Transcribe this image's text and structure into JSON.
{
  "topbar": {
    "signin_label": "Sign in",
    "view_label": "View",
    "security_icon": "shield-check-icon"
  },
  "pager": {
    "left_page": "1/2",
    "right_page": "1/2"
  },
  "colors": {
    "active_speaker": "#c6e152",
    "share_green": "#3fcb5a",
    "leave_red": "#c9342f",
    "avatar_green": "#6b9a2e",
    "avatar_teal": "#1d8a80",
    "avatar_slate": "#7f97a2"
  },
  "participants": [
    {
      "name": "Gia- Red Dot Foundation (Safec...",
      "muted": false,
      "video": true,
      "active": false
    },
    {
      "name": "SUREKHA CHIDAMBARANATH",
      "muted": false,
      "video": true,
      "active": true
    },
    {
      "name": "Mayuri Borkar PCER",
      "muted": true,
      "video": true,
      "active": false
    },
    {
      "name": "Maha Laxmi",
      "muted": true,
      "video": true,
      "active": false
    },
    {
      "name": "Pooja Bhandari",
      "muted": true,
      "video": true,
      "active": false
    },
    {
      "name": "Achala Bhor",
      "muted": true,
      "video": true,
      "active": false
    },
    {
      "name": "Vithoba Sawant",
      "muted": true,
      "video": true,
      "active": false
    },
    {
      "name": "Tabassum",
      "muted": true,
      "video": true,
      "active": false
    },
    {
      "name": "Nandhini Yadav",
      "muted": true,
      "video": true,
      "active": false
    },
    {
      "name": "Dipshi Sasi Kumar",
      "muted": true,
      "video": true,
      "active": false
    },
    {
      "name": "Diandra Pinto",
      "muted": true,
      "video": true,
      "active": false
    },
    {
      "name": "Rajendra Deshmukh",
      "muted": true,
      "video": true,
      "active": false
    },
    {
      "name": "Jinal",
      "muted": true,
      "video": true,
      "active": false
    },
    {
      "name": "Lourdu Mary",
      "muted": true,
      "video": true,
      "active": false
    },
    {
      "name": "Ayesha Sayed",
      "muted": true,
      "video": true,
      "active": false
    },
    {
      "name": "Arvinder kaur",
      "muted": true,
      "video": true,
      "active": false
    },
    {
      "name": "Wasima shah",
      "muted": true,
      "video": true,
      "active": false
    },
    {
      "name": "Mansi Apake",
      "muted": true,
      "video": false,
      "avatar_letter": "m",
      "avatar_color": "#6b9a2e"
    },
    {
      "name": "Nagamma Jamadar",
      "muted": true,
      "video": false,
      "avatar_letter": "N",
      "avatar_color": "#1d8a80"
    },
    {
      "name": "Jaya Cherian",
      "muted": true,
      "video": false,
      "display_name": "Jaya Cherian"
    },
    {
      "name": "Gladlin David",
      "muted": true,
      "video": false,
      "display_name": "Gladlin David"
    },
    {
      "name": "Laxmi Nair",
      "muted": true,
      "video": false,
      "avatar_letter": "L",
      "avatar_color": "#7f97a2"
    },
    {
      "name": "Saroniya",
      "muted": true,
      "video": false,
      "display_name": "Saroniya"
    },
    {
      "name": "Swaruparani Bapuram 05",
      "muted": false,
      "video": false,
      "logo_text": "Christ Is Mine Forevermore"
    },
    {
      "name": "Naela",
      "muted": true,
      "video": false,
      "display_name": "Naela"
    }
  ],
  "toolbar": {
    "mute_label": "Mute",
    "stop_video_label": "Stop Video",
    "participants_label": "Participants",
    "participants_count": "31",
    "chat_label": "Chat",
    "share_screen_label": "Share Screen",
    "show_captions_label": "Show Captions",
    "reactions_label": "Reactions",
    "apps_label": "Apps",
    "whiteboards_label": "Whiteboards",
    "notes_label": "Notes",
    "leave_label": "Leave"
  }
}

**Your instructions**
Word for word, quote all of the data above.

**Result of the exercise**
Transcribe this image's text and structure into JSON.
{
  "topbar": {
    "signin_label": "Sign in",
    "view_label": "View",
    "security_icon": "shield-check-icon"
  },
  "pager": {
    "left_page": "1/2",
    "right_page": "1/2"
  },
  "colors": {
    "active_speaker": "#c6e152",
    "share_green": "#3fcb5a",
    "leave_red": "#c9342f",
    "avatar_green": "#6b9a2e",
    "avatar_teal": "#1d8a80",
    "avatar_slate": "#7f97a2"
  },
  "participants": [
    {
      "name": "Gia- Red Dot Foundation (Safec...",
      "muted": false,
      "video": true,
      "active": false
    },
    {
      "name": "SUREKHA CHIDAMBARANATH",
      "muted": false,
      "video": true,
      "active": true
    },
    {
      "name": "Mayuri Borkar PCER",
      "muted": true,
      "video": true,
      "active": false
    },
    {
      "name": "Maha Laxmi",
      "muted": true,
      "video": true,
      "active": false
    },
    {
      "name": "Pooja Bhandari",
      "muted": true,
      "video": true,
      "active": false
    },
    {
      "name": "Achala Bhor",
      "muted": true,
      "video": true,
      "active": false
    },
    {
      "name": "Vithoba Sawant",
      "muted": true,
      "video": true,
      "active": false
    },
    {
      "name": "Tabassum",
      "muted": true,
      "video": true,
      "active": false
    },
    {
      "name": "Nandhini Yadav",
      "muted": true,
      "video": true,
      "active": false
    },
    {
      "name": "Dipshi Sasi Kumar",
      "muted": true,
      "video": true,
      "active": false
    },
    {
      "name": "Diandra Pinto",
      "muted": true,
      "video": true,
      "active": false
    },
    {
      "name": "Rajendra Deshmukh",
      "muted": true,
      "video": true,
      "active": false
    },
    {
      "name": "Jinal",
      "muted": true,
      "video": true,
      "active": false
    },
    {
      "name": "Lourdu Mary",
      "muted": true,
      "video": true,
      "active": false
    },
    {
      "name": "Ayesha Sayed",
      "muted": true,
      "video": true,
      "active": false
    },
    {
      "name": "Arvinder kaur",
      "muted": true,
      "video": true,
      "active": false
    },
    {
      "name": "Wasima shah",
      "muted": true,
      "video": true,
      "active": false
    },
    {
      "name": "Mansi Apake",
      "muted": true,
      "video": false,
      "avatar_letter": "m",
      "avatar_color": "#6b9a2e"
    },
    {
      "name": "Nagamma Jamadar",
      "muted": true,
      "video": false,
      "avatar_letter": "N",
      "avatar_color": "#1d8a80"
    },
    {
      "name": "Jaya Cherian",
      "muted": true,
      "video": false,
      "display_name": "Jaya Cherian"
    },
    {
      "name": "Gladlin David",
      "muted": true,
      "video": false,
      "display_name": "Gladlin David"
    },
    {
      "name": "Laxmi Nair",
      "muted": true,
      "video": false,
      "avatar_letter": "L",
      "avatar_color": "#7f97a2"
    },
    {
      "name": "Saroniya",
      "muted": true,
      "video": false,
      "display_name": "Saroniya"
    },
    {
      "name": "Swaruparani Bapuram 05",
      "muted": false,
      "video": false,
      "logo_text": "Christ Is Mine Forevermore"
    },
    {
      "name": "Naela",
      "muted": true,
      "video": false,
      "display_name": "Naela"
    }
  ],
  "toolbar": {
    "mute_label": "Mute",
    "stop_video_label": "Stop Video",
    "participants_label": "Participants",
    "participants_count": "31",
    "chat_label": "Chat",
    "share_screen_label": "Share Screen",
    "show_captions_label": "Show Captions",
    "reactions_label": "Reactions",
    "apps_label": "Apps",
    "whiteboards_label": "Whiteboards",
    "notes_label": "Notes",
    "leave_label": "Leave"
  }
}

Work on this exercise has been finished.